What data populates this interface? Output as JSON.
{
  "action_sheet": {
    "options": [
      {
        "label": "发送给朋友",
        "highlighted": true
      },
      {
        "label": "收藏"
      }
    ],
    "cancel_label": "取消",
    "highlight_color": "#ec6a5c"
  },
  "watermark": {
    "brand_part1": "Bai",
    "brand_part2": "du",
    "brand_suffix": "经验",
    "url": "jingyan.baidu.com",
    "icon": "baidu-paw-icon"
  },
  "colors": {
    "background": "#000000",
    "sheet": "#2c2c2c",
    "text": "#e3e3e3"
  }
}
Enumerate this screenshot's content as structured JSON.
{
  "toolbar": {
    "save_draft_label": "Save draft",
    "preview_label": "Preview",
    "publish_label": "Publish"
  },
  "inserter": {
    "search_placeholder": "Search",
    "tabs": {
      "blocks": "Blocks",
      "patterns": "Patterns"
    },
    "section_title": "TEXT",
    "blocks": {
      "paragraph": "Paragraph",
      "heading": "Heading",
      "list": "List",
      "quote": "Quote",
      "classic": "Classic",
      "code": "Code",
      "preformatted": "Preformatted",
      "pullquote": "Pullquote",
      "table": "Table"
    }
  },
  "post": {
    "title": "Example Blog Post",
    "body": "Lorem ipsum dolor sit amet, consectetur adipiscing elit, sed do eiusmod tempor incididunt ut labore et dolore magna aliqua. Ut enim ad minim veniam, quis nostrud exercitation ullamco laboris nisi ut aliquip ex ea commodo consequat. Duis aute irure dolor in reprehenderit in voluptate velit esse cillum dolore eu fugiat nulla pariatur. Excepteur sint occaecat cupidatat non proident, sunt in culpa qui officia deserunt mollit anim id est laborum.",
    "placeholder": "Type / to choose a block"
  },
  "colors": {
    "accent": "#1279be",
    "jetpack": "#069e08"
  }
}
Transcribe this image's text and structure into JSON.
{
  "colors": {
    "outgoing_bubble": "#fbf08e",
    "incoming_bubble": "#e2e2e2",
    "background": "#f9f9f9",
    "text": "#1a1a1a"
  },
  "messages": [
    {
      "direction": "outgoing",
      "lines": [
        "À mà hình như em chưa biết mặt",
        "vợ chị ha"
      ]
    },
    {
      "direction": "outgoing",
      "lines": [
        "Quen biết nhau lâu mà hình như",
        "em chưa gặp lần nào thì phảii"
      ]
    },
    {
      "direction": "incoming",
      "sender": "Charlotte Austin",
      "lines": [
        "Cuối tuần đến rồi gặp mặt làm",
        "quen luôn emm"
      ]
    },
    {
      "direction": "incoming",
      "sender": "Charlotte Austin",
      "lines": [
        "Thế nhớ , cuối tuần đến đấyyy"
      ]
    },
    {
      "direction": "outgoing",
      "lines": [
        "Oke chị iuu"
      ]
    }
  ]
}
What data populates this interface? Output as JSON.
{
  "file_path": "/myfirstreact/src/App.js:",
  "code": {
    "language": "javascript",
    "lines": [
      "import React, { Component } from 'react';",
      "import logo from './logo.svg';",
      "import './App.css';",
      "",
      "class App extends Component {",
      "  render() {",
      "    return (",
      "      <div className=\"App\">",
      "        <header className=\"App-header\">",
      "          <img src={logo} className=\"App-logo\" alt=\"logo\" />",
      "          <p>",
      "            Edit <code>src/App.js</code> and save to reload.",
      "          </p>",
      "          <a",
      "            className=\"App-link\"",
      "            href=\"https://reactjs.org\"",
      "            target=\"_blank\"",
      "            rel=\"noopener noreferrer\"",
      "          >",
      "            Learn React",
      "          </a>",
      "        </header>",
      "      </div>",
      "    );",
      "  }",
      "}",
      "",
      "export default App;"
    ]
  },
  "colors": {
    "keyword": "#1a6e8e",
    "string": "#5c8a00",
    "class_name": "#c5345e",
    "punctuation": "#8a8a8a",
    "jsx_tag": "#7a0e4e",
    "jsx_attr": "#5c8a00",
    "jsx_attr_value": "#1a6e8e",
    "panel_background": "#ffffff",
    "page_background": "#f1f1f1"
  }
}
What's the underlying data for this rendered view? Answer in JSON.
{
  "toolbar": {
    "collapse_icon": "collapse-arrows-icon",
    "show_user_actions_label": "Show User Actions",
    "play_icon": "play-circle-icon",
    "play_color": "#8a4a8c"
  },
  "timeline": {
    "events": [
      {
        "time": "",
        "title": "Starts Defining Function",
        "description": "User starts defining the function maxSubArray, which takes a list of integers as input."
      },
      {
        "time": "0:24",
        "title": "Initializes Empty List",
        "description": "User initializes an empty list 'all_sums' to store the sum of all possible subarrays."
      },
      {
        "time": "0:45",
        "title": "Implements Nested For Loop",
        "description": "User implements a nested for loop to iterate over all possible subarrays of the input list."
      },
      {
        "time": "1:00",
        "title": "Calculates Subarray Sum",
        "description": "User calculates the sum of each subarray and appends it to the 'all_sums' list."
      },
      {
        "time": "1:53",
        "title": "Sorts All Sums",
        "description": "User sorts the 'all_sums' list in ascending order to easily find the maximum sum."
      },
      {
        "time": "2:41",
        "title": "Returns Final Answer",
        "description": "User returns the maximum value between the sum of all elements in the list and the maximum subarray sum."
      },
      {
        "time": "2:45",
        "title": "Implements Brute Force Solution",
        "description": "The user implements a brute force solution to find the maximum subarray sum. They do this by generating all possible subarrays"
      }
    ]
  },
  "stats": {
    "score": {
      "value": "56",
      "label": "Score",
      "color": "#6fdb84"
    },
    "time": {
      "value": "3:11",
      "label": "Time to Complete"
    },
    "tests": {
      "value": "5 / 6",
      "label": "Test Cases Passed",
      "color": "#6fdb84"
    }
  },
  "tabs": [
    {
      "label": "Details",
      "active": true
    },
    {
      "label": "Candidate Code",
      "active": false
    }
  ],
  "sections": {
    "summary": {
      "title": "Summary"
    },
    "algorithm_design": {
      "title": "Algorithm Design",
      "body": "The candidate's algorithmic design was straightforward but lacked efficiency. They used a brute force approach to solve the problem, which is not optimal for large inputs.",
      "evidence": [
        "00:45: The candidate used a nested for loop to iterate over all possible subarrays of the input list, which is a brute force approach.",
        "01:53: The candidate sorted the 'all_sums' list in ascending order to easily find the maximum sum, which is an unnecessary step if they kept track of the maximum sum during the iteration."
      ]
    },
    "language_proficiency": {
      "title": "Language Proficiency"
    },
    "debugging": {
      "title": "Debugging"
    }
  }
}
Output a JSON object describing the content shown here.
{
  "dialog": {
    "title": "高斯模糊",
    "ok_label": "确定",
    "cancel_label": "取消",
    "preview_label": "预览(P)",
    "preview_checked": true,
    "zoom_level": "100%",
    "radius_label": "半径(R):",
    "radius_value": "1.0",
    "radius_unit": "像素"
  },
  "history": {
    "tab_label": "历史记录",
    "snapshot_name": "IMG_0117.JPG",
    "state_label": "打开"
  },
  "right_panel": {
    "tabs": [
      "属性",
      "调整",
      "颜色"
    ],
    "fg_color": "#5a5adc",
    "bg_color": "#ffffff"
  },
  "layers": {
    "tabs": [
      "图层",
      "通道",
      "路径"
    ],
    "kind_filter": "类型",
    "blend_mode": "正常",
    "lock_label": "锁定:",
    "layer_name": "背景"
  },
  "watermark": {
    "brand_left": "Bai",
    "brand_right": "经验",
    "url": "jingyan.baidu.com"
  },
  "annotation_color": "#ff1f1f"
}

# # #

**Exercise objective:** Reproduce the listing above word for word.

**Output for this exercise:**
What data populates this interface? Output as JSON.
{
  "action_sheet": {
    "options": [
      {
        "label": "发送给朋友",
        "highlighted": true
      },
      {
        "label": "收藏"
      }
    ],
    "cancel_label": "取消",
    "highlight_color": "#ec6a5c"
  },
  "watermark": {
    "brand_part1": "Bai",
    "brand_part2": "du",
    "brand_suffix": "经验",
    "url": "jingyan.baidu.com",
    "icon": "baidu-paw-icon"
  },
  "colors": {
    "background": "#000000",
    "sheet": "#2c2c2c",
    "text": "#e3e3e3"
  }
}
Enumerate this screenshot's content as structured JSON.
{
  "toolbar": {
    "save_draft_label": "Save draft",
    "preview_label": "Preview",
    "publish_label": "Publish"
  },
  "inserter": {
    "search_placeholder": "Search",
    "tabs": {
      "blocks": "Blocks",
      "patterns": "Patterns"
    },
    "section_title": "TEXT",
    "blocks": {
      "paragraph": "Paragraph",
      "heading": "Heading",
      "list": "List",
      "quote": "Quote",
      "classic": "Classic",
      "code": "Code",
      "preformatted": "Preformatted",
      "pullquote": "Pullquote",
      "table": "Table"
    }
  },
  "post": {
    "title": "Example Blog Post",
    "body": "Lorem ipsum dolor sit amet, consectetur adipiscing elit, sed do eiusmod tempor incididunt ut labore et dolore magna aliqua. Ut enim ad minim veniam, quis nostrud exercitation ullamco laboris nisi ut aliquip ex ea commodo consequat. Duis aute irure dolor in reprehenderit in voluptate velit esse cillum dolore eu fugiat nulla pariatur. Excepteur sint occaecat cupidatat non proident, sunt in culpa qui officia deserunt mollit anim id est laborum.",
    "placeholder": "Type / to choose a block"
  },
  "colors": {
    "accent": "#1279be",
    "jetpack": "#069e08"
  }
}
Transcribe this image's text and structure into JSON.
{
  "colors": {
    "outgoing_bubble": "#fbf08e",
    "incoming_bubble": "#e2e2e2",
    "background": "#f9f9f9",
    "text": "#1a1a1a"
  },
  "messages": [
    {
      "direction": "outgoing",
      "lines": [
        "À mà hình như em chưa biết mặt",
        "vợ chị ha"
      ]
    },
    {
      "direction": "outgoing",
      "lines": [
        "Quen biết nhau lâu mà hình như",
        "em chưa gặp lần nào thì phảii"
      ]
    },
    {
      "direction": "incoming",
      "sender": "Charlotte Austin",
      "lines": [
        "Cuối tuần đến rồi gặp mặt làm",
        "quen luôn emm"
      ]
    },
    {
      "direction": "incoming",
      "sender": "Charlotte Austin",
      "lines": [
        "Thế nhớ , cuối tuần đến đấyyy"
      ]
    },
    {
      "direction": "outgoing",
      "lines": [
        "Oke chị iuu"
      ]
    }
  ]
}
What data populates this interface? Output as JSON.
{
  "file_path": "/myfirstreact/src/App.js:",
  "code": {
    "language": "javascript",
    "lines": [
      "import React, { Component } from 'react';",
      "import logo from './logo.svg';",
      "import './App.css';",
      "",
      "class App extends Component {",
      "  render() {",
      "    return (",
      "      <div className=\"App\">",
      "        <header className=\"App-header\">",
      "          <img src={logo} className=\"App-logo\" alt=\"logo\" />",
      "          <p>",
      "            Edit <code>src/App.js</code> and save to reload.",
      "          </p>",
      "          <a",
      "            className=\"App-link\"",
      "            href=\"https://reactjs.org\"",
      "            target=\"_blank\"",
      "            rel=\"noopener noreferrer\"",
      "          >",
      "            Learn React",
      "          </a>",
      "        </header>",
      "      </div>",
      "    );",
      "  }",
      "}",
      "",
      "export default App;"
    ]
  },
  "colors": {
    "keyword": "#1a6e8e",
    "string": "#5c8a00",
    "class_name": "#c5345e",
    "punctuation": "#8a8a8a",
    "jsx_tag": "#7a0e4e",
    "jsx_attr": "#5c8a00",
    "jsx_attr_value": "#1a6e8e",
    "panel_background": "#ffffff",
    "page_background": "#f1f1f1"
  }
}
What's the underlying data for this rendered view? Answer in JSON.
{
  "toolbar": {
    "collapse_icon": "collapse-arrows-icon",
    "show_user_actions_label": "Show User Actions",
    "play_icon": "play-circle-icon",
    "play_color": "#8a4a8c"
  },
  "timeline": {
    "events": [
      {
        "time": "",
        "title": "Starts Defining Function",
        "description": "User starts defining the function maxSubArray, which takes a list of integers as input."
      },
      {
        "time": "0:24",
        "title": "Initializes Empty List",
        "description": "User initializes an empty list 'all_sums' to store the sum of all possible subarrays."
      },
      {
        "time": "0:45",
        "title": "Implements Nested For Loop",
        "description": "User implements a nested for loop to iterate over all possible subarrays of the input list."
      },
      {
        "time": "1:00",
        "title": "Calculates Subarray Sum",
        "description": "User calculates the sum of each subarray and appends it to the 'all_sums' list."
      },
      {
        "time": "1:53",
        "title": "Sorts All Sums",
        "description": "User sorts the 'all_sums' list in ascending order to easily find the maximum sum."
      },
      {
        "time": "2:41",
        "title": "Returns Final Answer",
        "description": "User returns the maximum value between the sum of all elements in the list and the maximum subarray sum."
      },
      {
        "time": "2:45",
        "title": "Implements Brute Force Solution",
        "description": "The user implements a brute force solution to find the maximum subarray sum. They do this by generating all possible subarrays"
      }
    ]
  },
  "stats": {
    "score": {
      "value": "56",
      "label": "Score",
      "color": "#6fdb84"
    },
    "time": {
      "value": "3:11",
      "label": "Time to Complete"
    },
    "tests": {
      "value": "5 / 6",
      "label": "Test Cases Passed",
      "color": "#6fdb84"
    }
  },
  "tabs": [
    {
      "label": "Details",
      "active": true
    },
    {
      "label": "Candidate Code",
      "active": false
    }
  ],
  "sections": {
    "summary": {
      "title": "Summary"
    },
    "algorithm_design": {
      "title": "Algorithm Design",
      "body": "The candidate's algorithmic design was straightforward but lacked efficiency. They used a brute force approach to solve the problem, which is not optimal for large inputs.",
      "evidence": [
        "00:45: The candidate used a nested for loop to iterate over all possible subarrays of the input list, which is a brute force approach.",
        "01:53: The candidate sorted the 'all_sums' list in ascending order to easily find the maximum sum, which is an unnecessary step if they kept track of the maximum sum during the iteration."
      ]
    },
    "language_proficiency": {
      "title": "Language Proficiency"
    },
    "debugging": {
      "title": "Debugging"
    }
  }
}
Output a JSON object describing the content shown here.
{
  "dialog": {
    "title": "高斯模糊",
    "ok_label": "确定",
    "cancel_label": "取消",
    "preview_label": "预览(P)",
    "preview_checked": true,
    "zoom_level": "100%",
    "radius_label": "半径(R):",
    "radius_value": "1.0",
    "radius_unit": "像素"
  },
  "history": {
    "tab_label": "历史记录",
    "snapshot_name": "IMG_0117.JPG",
    "state_label": "打开"
  },
  "right_panel": {
    "tabs": [
      "属性",
      "调整",
      "颜色"
    ],
    "fg_color": "#5a5adc",
    "bg_color": "#ffffff"
  },
  "layers": {
    "tabs": [
      "图层",
      "通道",
      "路径"
    ],
    "kind_filter": "类型",
    "blend_mode": "正常",
    "lock_label": "锁定:",
    "layer_name": "背景"
  },
  "watermark": {
    "brand_left": "Bai",
    "brand_right": "经验",
    "url": "jingyan.baidu.com"
  },
  "annotation_color": "#ff1f1f"
}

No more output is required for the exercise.